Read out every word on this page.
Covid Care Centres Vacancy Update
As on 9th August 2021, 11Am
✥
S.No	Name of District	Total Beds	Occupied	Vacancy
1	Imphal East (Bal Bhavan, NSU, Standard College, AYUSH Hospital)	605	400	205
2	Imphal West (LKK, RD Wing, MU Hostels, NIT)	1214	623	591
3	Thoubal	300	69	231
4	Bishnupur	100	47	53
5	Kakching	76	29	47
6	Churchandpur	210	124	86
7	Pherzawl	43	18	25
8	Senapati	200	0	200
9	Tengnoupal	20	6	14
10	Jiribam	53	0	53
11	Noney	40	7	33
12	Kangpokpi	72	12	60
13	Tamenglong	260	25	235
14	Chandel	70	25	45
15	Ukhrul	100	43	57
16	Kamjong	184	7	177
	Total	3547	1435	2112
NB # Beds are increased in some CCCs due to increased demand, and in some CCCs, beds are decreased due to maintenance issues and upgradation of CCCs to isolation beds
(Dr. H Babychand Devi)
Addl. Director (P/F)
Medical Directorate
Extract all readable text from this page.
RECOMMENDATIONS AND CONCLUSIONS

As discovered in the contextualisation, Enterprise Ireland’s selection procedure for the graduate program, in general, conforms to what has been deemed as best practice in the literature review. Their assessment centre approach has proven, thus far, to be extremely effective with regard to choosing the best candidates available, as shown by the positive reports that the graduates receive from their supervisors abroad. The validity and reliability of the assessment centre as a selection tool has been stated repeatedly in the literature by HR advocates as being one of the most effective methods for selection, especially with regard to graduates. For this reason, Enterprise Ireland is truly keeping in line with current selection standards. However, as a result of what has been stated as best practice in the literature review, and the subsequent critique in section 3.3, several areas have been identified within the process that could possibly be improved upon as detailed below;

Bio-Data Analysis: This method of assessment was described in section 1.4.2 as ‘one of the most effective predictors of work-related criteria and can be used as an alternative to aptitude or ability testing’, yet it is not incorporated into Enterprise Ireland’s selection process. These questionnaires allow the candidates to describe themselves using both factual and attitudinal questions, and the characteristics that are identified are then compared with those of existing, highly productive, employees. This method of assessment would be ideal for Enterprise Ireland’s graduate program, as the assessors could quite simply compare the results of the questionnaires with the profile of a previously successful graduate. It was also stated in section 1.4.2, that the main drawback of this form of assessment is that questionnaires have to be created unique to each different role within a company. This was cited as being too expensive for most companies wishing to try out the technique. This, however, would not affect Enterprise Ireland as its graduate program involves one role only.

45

• • • • • • •

JOB - Lines in the records that hold the word "Imphal" are to be counted; give only the total.

EXERCISE OUTPUT - 2